[Data extracted from a collection]
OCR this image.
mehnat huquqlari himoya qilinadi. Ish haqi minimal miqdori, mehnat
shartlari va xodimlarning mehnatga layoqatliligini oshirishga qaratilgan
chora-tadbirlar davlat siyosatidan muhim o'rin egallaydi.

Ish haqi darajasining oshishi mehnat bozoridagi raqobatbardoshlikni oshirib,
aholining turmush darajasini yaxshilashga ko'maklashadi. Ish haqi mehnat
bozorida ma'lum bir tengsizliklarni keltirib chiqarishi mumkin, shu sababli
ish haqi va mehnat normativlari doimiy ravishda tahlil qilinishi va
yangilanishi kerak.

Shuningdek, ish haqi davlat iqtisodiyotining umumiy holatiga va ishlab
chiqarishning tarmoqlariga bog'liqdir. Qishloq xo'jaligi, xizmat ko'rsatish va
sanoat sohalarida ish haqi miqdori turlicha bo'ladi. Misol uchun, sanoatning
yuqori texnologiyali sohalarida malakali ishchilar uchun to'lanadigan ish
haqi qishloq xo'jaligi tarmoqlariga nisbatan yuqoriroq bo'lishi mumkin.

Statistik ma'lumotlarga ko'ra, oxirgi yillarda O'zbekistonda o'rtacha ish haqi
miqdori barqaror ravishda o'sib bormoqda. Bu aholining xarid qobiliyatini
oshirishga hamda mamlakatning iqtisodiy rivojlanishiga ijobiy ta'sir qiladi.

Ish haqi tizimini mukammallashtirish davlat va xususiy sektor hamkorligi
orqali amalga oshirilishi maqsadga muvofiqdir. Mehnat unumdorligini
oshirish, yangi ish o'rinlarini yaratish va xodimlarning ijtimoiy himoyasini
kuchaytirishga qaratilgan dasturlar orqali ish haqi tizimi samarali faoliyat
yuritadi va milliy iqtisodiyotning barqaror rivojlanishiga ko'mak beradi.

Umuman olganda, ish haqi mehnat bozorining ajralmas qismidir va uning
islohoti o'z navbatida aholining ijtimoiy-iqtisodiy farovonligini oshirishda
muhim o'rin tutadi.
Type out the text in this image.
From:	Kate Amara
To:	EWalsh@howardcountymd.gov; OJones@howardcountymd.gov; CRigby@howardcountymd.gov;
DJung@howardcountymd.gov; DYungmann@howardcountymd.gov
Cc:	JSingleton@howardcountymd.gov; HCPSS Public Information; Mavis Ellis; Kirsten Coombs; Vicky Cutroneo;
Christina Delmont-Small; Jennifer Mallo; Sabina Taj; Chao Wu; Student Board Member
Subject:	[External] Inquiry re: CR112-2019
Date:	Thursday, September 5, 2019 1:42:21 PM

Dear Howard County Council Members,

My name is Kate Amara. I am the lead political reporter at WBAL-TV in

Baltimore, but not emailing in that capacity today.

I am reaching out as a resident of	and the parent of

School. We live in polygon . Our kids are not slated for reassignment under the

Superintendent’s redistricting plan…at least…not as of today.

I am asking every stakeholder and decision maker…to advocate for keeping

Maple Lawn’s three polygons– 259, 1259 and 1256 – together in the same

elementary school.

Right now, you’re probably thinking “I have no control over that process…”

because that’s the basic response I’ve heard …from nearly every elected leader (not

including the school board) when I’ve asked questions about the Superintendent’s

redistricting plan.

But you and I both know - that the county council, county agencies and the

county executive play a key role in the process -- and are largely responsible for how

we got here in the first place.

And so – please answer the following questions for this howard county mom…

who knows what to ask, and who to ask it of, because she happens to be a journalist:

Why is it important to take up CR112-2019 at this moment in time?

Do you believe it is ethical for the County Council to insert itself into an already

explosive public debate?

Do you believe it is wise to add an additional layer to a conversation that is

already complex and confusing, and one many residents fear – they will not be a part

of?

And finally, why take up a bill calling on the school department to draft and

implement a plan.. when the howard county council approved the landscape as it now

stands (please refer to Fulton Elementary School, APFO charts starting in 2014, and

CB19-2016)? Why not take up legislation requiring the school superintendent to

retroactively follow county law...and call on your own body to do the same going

● **Instructions for the task**
Report how many lines in the listing above include the word "sohalarida". Give nothing but the number.

● **Written response**
2